:: Records shown

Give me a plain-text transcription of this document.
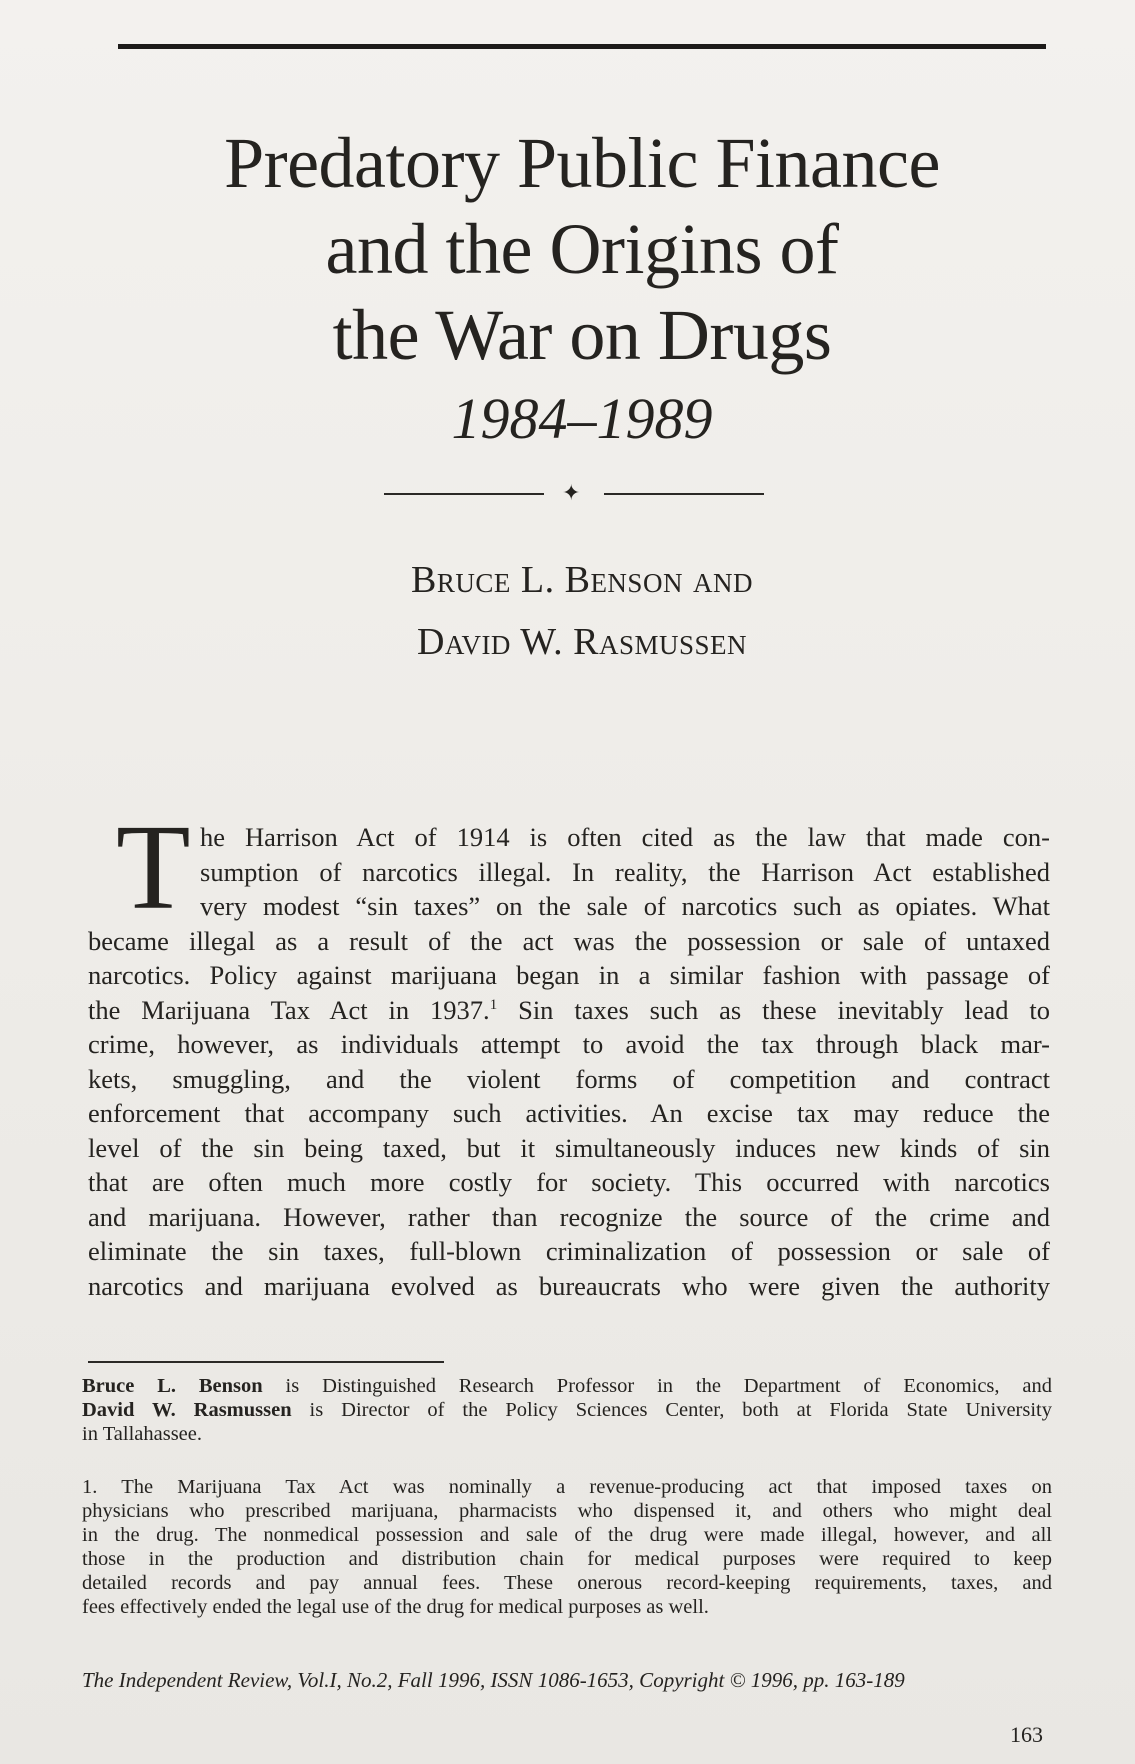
Predatory Public Finance
and the Origins of
the War on Drugs
1984–1989
✦
Bruce L. Benson and
David W. Rasmussen
T he Harrison Act of 1914 is often cited as the law that made con-
sumption of narcotics illegal. In reality, the Harrison Act established
very modest “sin taxes” on the sale of narcotics such as opiates. What
became illegal as a result of the act was the possession or sale of untaxed
narcotics. Policy against marijuana began in a similar fashion with passage of
the Marijuana Tax Act in 1937.$^1$ Sin taxes such as these inevitably lead to
crime, however, as individuals attempt to avoid the tax through black mar-
kets, smuggling, and the violent forms of competition and contract
enforcement that accompany such activities. An excise tax may reduce the
level of the sin being taxed, but it simultaneously induces new kinds of sin
that are often much more costly for society. This occurred with narcotics
and marijuana. However, rather than recognize the source of the crime and
eliminate the sin taxes, full-blown criminalization of possession or sale of
narcotics and marijuana evolved as bureaucrats who were given the authority
Bruce L. Benson is Distinguished Research Professor in the Department of Economics, and
David W. Rasmussen is Director of the Policy Sciences Center, both at Florida State University
in Tallahassee.
1. The Marijuana Tax Act was nominally a revenue-producing act that imposed taxes on
physicians who prescribed marijuana, pharmacists who dispensed it, and others who might deal
in the drug. The nonmedical possession and sale of the drug were made illegal, however, and all
those in the production and distribution chain for medical purposes were required to keep
detailed records and pay annual fees. These onerous record-keeping requirements, taxes, and
fees effectively ended the legal use of the drug for medical purposes as well.
The Independent Review, Vol.I, No.2, Fall 1996, ISSN 1086-1653, Copyright © 1996, pp. 163-189
163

::::

*Exercise brief:*
Return every line containing "crime".

*Completed exercise:*
crime, however, as individuals attempt to avoid the tax through black mar-
and marijuana. However, rather than recognize the source of the crime and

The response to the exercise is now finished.